> [Work to do] Copy every line of the records below that holds the word "table".

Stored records
--------------------------------------------------

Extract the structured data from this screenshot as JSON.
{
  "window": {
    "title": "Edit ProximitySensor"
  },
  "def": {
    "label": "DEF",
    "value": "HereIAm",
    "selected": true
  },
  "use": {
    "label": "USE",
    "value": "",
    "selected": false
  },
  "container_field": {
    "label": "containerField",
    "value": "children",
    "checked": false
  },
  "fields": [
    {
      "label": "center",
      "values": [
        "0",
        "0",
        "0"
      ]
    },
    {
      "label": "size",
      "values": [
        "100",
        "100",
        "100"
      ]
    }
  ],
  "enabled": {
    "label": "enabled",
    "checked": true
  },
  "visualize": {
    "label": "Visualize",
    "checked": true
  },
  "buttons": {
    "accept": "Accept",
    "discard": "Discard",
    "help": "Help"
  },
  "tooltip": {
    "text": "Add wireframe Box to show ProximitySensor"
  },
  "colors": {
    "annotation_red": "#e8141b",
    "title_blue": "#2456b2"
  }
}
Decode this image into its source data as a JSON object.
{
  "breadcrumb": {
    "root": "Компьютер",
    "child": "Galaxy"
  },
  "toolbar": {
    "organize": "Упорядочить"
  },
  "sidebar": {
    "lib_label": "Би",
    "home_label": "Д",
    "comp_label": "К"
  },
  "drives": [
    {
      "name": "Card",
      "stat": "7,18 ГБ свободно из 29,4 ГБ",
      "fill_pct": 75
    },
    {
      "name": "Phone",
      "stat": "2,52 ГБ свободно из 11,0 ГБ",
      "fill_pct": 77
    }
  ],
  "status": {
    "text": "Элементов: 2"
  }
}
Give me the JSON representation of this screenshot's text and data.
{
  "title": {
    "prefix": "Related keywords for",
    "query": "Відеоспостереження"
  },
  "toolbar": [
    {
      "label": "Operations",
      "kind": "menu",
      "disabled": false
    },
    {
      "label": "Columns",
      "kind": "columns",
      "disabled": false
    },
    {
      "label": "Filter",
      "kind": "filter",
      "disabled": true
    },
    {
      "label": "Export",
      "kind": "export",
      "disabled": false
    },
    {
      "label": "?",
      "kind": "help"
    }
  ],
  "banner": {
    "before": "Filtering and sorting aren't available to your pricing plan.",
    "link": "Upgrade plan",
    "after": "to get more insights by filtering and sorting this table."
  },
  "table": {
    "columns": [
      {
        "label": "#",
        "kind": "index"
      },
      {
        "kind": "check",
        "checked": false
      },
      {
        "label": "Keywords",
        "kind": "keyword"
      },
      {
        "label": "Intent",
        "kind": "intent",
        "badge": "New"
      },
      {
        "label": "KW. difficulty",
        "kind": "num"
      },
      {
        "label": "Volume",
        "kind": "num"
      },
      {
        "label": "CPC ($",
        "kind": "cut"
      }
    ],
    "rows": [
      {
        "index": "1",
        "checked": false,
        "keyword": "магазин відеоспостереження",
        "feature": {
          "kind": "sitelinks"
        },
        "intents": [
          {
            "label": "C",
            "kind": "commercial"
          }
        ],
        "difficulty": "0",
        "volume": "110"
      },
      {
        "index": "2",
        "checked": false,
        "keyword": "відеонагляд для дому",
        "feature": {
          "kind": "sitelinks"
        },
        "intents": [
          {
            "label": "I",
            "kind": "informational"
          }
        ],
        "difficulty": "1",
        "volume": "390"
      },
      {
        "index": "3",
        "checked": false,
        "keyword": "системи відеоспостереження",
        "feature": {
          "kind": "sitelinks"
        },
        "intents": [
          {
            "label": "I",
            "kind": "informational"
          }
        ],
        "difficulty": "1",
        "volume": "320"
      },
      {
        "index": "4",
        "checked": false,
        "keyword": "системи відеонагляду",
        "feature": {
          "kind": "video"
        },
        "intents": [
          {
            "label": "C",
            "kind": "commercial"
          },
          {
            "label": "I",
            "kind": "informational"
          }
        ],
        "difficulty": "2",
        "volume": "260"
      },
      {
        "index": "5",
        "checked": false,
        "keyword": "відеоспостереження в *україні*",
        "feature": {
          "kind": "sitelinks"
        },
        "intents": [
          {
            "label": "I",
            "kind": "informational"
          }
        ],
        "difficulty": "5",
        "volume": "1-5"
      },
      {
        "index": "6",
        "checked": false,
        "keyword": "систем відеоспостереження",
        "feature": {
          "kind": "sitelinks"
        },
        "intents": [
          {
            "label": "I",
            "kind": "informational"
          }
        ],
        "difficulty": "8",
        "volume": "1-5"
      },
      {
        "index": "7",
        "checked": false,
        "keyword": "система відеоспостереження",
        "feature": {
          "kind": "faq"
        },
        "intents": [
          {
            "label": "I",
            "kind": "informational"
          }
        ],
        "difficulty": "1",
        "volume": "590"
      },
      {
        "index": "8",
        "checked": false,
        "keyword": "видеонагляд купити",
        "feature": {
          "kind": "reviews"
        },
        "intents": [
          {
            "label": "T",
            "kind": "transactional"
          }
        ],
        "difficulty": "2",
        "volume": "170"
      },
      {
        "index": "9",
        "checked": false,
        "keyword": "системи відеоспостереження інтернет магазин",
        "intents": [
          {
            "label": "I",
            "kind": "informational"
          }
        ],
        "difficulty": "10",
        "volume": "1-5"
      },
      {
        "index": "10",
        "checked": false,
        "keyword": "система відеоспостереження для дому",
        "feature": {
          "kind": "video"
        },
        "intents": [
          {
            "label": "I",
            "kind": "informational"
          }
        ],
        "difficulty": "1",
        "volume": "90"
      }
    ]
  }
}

--------------------------------------------------

> [Result below]
    "after": "to get more insights by filtering and sorting this table."
  "table": {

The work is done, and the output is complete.